▶ **GIVEN TASK**
Reproduce the passage on stocks and bonds word for word, starting at "Following is a" and ending at "50 years (68%).".

▶ **DOCUMENT EXTRACT**
----

Following is a summary of McQuarrie's main findings:
- Results for the entire 227 years were weakly supportive of Stocks for the Long Run, as the odds of stocks outperforming bonds did increase as the holding period lengthened from 1 to 50 years. However, the odds never got much higher than 2-in-3 and increased slowly as the holding period stretched from 5 (62%) to 50 years (68%).
- However, the subperiod results did not support Stocks for the Long Run, as prior to the Civil War, which began in 1861, the pattern was the reverse: The longer the holding period, the greater the odds that stocks would underperform bonds – for holding periods of 30 and 50 years, in that era stocks always underperformed bonds.
- Conversely, the post-1942 period was strongly supportive of Stocks for the Long Run, as the odds of stocks outperforming started high and increased with the holding period, until by 30 years, the odds converged on 100%.
These findings led McQuarrie to conclude that no consistent relationship between asset outperformance and length of holding period could be extracted from the data:
The results are better interpreted as showing changes in regime. Prior to 1942, a regime of parity performance held sway: Sometimes stocks outperformed, sometimes bonds. After World War II, a new regime of extreme stock outperformance took hold.
He added:
The decades following World War II are the only instance where extreme positive returns on stocks coincided with sustained negative returns on bonds to produce a large and enduring stock advantage. This unique and relatively recent event, fatefully combined with the old, faulty 19th-century sources, led financial historians to extrapolate that in the long run, stocks would always beat bonds by a substantial amount.
It seems unlikely that two centuries suffice to field all the permutations of stock and bond performance that may occur. But 2 centuries are sufficient to undermine the idea that an advantage of stocks over bonds, of +2% to +4% annualized, represents any kind of lawful regularity or any range to which values must quickly revert. Rather, whether there is a stock advantage at all depends on the regime in place.
The following table shows long periods of "doldrums" for stocks.
And the next table shows the worst rates of real return for stocks over lengthy periods.
McQuarrie's findings led him to conclude that Stocks for the Long Run was "built on a faulty premise", making the following argument:
…the strong returns on stocks seen after World War II, combined with the poor returns on bonds through 1981, reflected a stationary process. The old historical record appeared to show that stocks had always returned 6%–7% real and there had always been a substantial equity premium. The new data show that the 19th century, particularly the antebellum era, saw quite different returns than the 20th century, with repeated equity deficits.
McQuarrie then went on to show that Stocks for the Long Run also fails out of sample, as the favorable experience of U.S. stock investors in the 20th century does not hold internationally. The following table shows the worst-case scenarios for real stock returns outside the U.S.
While major wars fought on one's homeland clearly led to some of the worst cases, other examples demonstrate that Stocks for the Long Run has not always been correct. The most recent of these examples is illustrated by Japan. Over the 35-year period ending in 2023, in U.S. dollar (yen) terms, the Japanese Government Bond Index returned 2.33% (2.68%), outperforming the return of just 1.01% (1.35%) of Japanese large companies.

----

Some records
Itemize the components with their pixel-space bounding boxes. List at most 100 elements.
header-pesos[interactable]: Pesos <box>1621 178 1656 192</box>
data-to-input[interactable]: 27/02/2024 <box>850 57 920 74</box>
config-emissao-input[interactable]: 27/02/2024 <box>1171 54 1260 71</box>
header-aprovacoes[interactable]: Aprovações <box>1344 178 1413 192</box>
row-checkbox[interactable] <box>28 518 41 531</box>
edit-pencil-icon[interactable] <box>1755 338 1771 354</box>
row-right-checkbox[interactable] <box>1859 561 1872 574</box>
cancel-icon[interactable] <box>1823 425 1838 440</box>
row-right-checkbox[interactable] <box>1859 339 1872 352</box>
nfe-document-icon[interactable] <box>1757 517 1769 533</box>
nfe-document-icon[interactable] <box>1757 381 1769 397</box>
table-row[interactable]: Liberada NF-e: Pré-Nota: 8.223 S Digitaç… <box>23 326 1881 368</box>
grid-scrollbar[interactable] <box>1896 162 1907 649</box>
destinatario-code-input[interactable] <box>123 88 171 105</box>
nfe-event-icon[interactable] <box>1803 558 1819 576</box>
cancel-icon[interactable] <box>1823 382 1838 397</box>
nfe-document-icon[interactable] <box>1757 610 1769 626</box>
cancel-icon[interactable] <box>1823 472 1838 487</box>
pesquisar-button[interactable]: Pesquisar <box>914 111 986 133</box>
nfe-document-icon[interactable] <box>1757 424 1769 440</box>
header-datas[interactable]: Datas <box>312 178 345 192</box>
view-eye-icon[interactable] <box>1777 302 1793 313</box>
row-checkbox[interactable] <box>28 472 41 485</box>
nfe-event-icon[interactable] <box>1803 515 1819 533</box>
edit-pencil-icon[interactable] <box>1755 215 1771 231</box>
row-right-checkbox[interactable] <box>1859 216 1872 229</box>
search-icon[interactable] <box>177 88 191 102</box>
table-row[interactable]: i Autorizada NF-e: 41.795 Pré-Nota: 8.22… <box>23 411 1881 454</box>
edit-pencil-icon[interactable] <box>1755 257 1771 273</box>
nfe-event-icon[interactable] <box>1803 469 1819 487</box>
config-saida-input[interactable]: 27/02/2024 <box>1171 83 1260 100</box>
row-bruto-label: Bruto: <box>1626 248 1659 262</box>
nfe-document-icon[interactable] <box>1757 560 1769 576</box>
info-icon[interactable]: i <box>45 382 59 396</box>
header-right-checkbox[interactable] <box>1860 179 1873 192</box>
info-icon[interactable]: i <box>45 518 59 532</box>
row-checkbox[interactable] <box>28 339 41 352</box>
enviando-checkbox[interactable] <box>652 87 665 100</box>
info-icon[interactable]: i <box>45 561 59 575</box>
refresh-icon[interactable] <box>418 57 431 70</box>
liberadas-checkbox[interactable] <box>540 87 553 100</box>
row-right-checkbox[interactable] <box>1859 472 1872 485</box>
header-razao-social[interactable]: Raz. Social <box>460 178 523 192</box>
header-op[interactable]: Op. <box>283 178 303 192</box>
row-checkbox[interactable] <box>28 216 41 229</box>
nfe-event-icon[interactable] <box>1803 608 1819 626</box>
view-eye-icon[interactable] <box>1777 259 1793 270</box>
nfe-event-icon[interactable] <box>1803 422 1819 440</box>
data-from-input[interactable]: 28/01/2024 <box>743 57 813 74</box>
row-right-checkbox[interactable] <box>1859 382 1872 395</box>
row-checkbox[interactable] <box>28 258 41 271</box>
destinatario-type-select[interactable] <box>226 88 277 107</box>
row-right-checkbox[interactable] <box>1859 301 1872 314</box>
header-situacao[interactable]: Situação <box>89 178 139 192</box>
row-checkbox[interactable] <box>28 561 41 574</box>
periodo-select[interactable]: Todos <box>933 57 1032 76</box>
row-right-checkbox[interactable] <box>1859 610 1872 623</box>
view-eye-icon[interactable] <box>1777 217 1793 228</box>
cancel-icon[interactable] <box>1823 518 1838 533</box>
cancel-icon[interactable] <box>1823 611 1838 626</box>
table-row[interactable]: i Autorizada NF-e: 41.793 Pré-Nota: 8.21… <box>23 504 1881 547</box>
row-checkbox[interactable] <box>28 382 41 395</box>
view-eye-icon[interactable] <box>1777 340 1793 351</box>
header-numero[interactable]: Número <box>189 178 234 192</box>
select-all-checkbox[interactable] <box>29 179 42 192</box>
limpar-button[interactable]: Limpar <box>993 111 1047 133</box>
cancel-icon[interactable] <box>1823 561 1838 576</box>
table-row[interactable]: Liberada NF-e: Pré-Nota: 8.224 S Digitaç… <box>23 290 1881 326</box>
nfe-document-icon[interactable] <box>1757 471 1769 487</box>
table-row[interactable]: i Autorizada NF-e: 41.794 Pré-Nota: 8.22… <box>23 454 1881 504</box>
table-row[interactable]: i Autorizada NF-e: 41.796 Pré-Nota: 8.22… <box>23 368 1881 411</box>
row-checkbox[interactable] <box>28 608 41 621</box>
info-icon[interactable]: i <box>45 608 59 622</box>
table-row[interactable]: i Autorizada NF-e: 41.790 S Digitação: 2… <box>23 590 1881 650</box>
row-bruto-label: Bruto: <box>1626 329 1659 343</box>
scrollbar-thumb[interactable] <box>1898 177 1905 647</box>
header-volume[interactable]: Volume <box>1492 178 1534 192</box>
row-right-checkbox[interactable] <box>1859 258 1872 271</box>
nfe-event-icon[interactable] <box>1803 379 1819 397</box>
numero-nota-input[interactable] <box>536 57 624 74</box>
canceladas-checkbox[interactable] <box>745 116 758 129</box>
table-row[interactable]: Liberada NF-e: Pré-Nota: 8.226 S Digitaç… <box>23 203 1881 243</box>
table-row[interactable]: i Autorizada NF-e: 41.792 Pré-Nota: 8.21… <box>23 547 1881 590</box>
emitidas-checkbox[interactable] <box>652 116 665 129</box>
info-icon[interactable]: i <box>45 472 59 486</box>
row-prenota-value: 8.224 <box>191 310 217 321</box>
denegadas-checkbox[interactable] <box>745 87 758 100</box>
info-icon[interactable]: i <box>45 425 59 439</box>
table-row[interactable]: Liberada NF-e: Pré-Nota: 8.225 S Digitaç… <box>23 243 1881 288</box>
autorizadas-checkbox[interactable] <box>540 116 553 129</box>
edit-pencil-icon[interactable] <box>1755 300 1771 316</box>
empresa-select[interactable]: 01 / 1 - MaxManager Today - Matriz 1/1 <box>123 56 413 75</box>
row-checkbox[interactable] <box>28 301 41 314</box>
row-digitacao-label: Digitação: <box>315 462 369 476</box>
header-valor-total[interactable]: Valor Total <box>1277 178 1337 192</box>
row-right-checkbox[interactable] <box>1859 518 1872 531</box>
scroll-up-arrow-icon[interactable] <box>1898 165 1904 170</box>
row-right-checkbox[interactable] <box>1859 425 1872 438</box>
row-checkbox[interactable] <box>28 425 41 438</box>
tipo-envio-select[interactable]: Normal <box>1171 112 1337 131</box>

----

▶ **WRITTEN RESPONSE**
Following is a summary of McQuarrie's main findings:
- Results for the entire 227 years were weakly supportive of Stocks for the Long Run, as the odds of stocks outperforming bonds did increase as the holding period lengthened from 1 to 50 years. However, the odds never got much higher than 2-in-3 and increased slowly as the holding period stretched from 5 (62%) to 50 years (68%).